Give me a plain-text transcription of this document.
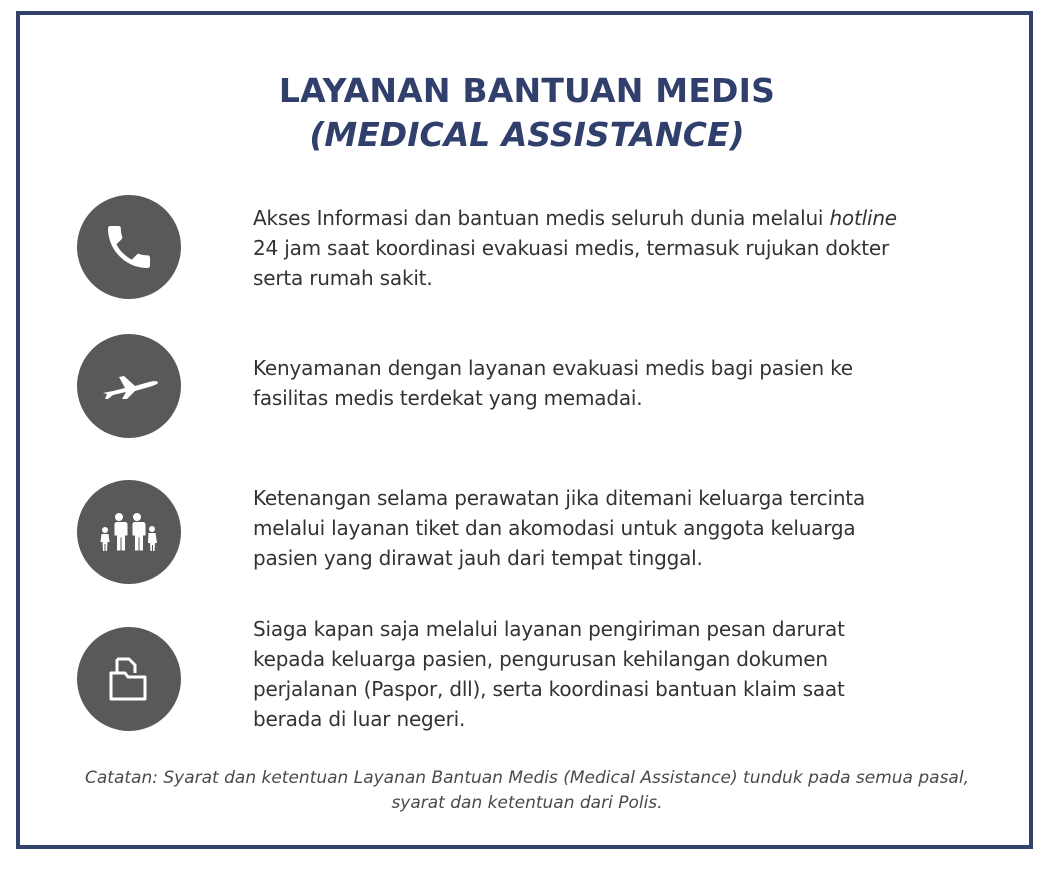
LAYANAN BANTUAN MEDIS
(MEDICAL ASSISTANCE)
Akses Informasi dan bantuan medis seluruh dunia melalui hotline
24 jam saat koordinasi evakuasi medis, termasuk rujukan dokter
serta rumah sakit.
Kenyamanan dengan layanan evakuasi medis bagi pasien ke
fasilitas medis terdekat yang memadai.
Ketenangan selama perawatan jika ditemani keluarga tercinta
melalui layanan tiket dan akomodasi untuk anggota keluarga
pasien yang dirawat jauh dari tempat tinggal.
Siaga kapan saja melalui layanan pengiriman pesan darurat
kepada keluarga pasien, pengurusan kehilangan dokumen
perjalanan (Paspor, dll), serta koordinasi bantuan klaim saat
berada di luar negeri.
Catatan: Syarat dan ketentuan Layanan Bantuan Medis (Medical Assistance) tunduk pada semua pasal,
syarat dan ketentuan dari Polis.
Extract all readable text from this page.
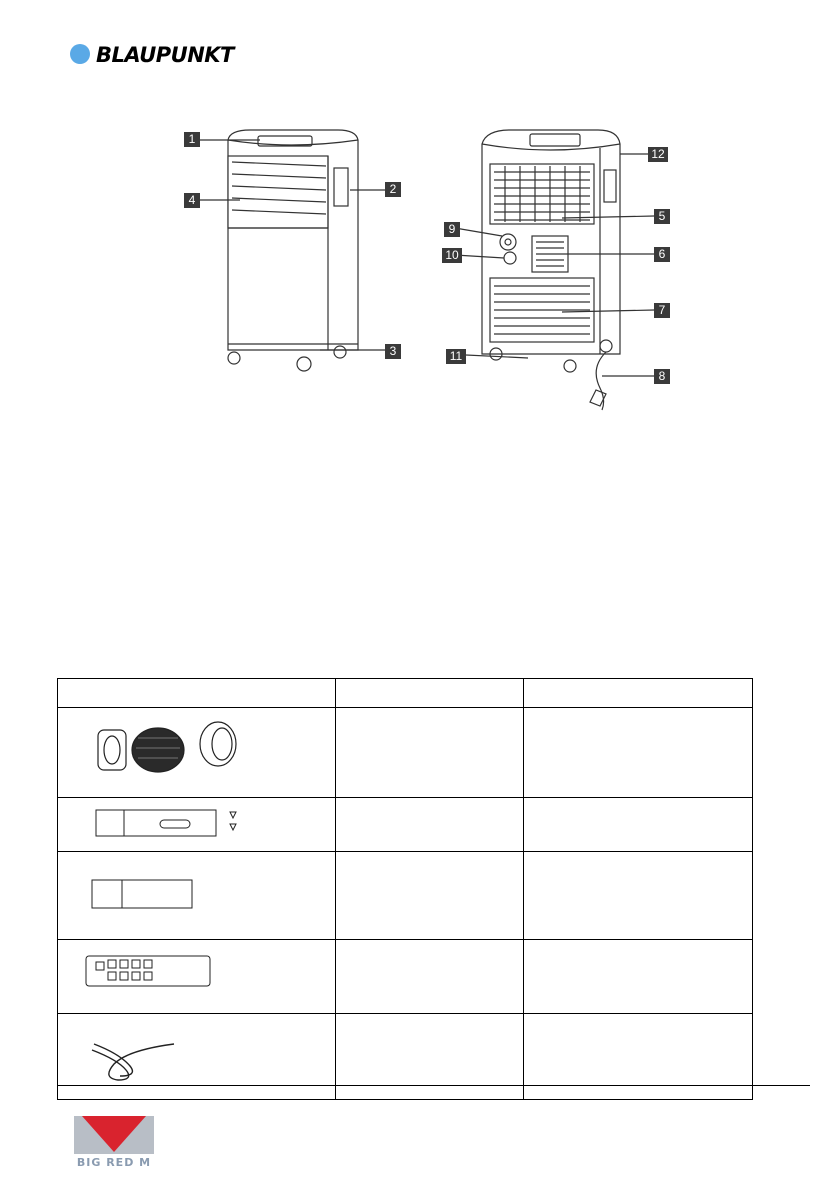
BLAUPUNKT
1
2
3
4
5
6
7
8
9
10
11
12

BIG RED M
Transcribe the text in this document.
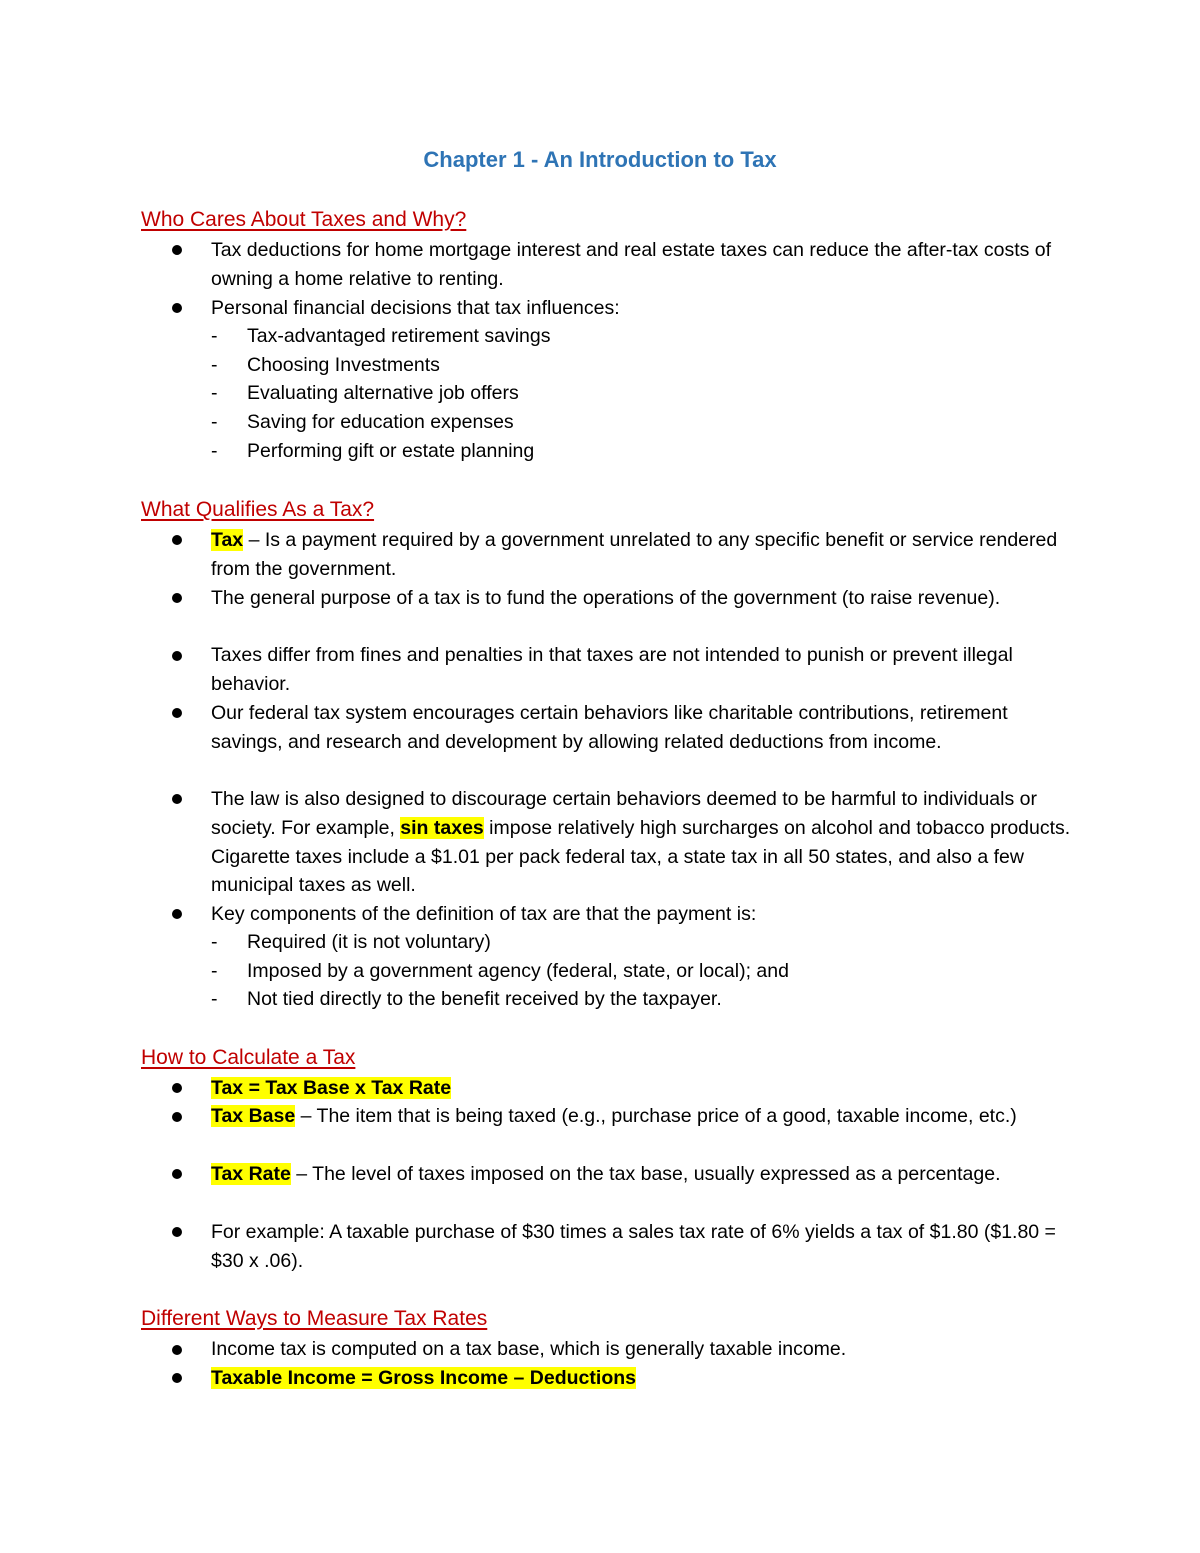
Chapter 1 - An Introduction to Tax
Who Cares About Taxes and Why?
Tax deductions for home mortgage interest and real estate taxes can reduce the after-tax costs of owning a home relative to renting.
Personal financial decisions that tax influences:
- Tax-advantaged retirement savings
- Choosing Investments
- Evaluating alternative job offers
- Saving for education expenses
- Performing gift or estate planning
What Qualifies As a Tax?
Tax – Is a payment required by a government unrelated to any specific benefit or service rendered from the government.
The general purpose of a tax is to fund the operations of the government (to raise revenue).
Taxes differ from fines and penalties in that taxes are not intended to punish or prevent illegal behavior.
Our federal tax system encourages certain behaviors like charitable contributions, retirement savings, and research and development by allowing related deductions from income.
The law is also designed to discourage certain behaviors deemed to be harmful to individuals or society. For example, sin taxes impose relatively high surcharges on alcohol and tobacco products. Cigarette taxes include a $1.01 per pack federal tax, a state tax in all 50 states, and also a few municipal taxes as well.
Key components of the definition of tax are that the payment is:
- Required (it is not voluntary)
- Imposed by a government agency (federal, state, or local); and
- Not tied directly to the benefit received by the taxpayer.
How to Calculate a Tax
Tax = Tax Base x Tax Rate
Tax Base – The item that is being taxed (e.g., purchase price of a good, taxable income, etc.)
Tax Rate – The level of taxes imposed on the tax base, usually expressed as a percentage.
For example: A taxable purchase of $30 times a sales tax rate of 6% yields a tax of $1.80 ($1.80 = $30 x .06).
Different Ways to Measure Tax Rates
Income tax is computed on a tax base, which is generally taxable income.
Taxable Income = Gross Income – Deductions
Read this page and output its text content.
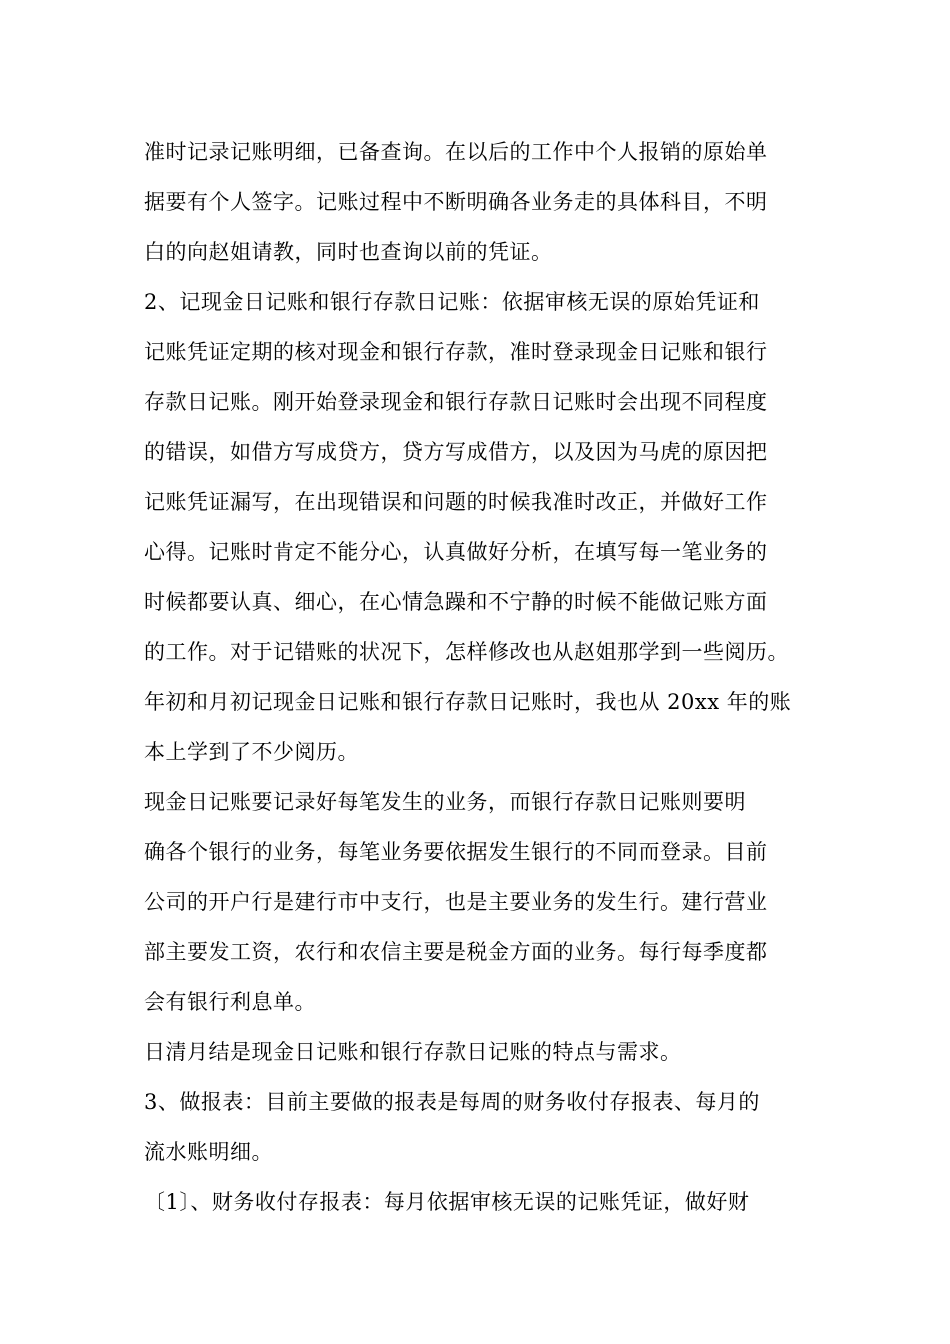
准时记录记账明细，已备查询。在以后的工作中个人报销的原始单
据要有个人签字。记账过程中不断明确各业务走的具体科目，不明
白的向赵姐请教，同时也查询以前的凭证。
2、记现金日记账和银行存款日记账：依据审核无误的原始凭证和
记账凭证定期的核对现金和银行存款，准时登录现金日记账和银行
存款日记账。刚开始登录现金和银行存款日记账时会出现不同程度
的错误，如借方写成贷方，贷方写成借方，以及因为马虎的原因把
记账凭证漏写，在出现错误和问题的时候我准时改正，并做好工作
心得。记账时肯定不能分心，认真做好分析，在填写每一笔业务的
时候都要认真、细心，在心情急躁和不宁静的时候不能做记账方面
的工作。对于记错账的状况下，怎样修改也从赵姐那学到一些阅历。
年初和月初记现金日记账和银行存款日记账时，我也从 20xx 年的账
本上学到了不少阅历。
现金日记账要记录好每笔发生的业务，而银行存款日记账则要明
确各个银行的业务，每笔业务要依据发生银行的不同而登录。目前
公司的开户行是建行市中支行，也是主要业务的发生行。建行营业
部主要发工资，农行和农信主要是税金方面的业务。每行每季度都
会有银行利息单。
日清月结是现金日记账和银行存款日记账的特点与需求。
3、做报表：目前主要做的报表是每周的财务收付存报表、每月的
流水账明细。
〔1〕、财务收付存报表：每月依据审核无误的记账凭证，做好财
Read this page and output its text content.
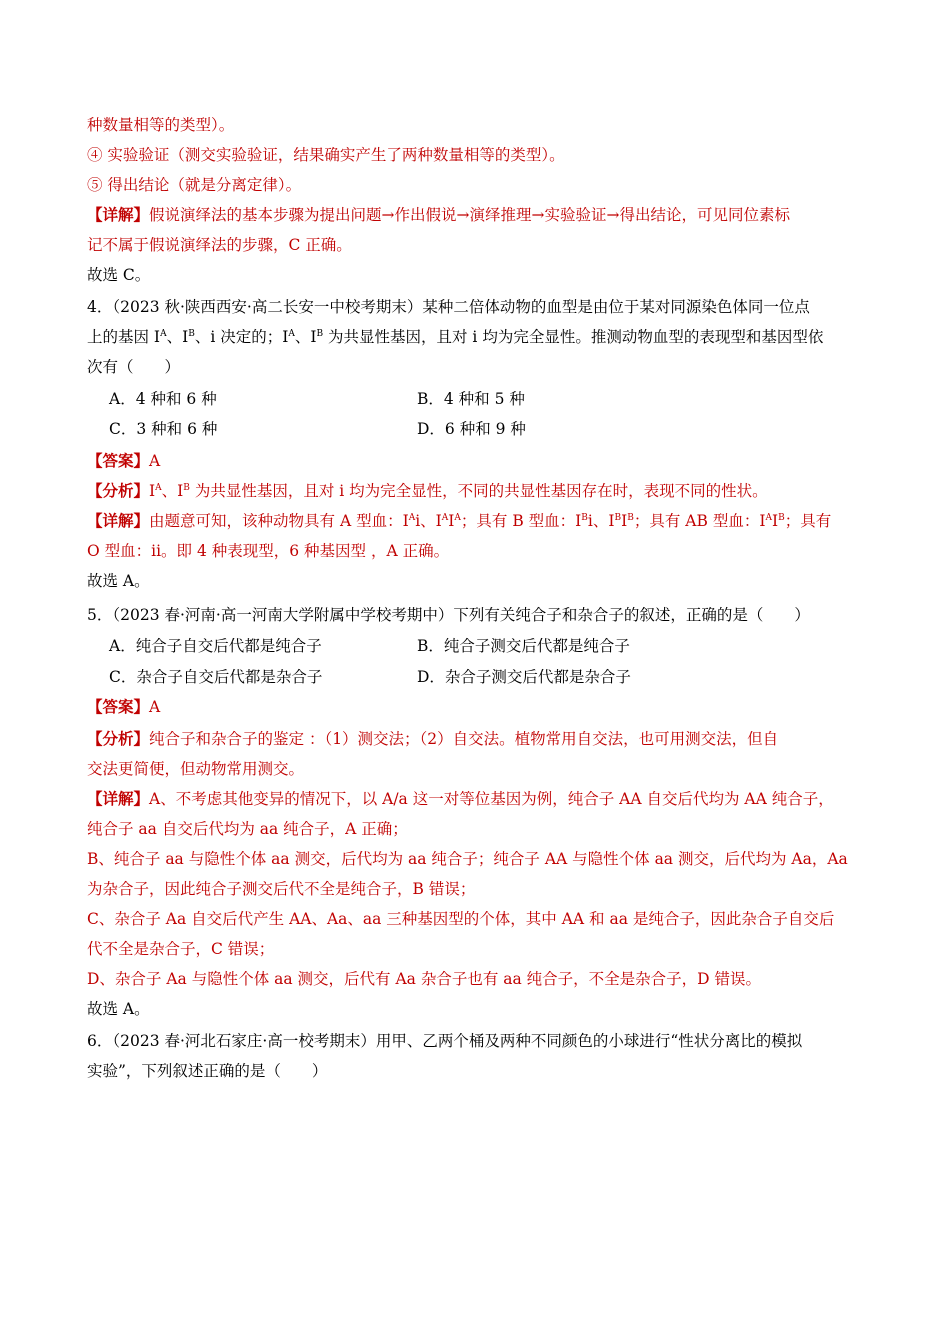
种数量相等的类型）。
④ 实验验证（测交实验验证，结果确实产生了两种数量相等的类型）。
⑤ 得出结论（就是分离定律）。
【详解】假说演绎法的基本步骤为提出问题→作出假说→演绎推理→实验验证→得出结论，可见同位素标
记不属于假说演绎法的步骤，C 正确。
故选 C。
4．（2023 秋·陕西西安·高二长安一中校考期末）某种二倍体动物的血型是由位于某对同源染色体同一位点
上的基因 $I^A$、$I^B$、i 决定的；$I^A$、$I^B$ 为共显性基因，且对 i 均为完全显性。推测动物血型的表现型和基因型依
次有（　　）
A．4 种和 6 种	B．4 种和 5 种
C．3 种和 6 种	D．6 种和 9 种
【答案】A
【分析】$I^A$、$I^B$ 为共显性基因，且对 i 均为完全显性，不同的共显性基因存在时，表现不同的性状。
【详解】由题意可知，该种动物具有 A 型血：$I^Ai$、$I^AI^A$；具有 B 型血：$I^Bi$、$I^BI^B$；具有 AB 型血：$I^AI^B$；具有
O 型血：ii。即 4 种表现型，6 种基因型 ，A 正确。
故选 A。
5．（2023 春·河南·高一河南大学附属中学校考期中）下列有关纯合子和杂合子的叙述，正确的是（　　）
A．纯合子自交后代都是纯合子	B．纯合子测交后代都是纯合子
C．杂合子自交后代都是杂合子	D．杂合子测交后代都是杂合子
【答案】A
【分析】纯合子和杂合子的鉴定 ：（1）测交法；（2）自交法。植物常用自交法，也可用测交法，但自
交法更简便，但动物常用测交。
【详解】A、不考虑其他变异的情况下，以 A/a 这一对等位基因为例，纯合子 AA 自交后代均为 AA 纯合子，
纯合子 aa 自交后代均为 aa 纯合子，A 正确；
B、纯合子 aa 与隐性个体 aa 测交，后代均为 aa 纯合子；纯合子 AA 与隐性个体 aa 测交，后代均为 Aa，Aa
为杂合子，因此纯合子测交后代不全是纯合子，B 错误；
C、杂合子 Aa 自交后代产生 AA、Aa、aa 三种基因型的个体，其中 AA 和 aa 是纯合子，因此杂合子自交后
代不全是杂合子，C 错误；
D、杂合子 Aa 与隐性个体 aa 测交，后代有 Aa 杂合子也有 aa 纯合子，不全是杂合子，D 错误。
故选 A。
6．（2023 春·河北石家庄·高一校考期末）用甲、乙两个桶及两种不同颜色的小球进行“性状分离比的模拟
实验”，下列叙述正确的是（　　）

WHAT TO WORK ON:
From the listing above, pick out every line containing "evakuasi".

WRITTEN RESPONSE:
24 jam saat koordinasi evakuasi medis, termasuk rujukan dokter
Kenyamanan dengan layanan evakuasi medis bagi pasien ke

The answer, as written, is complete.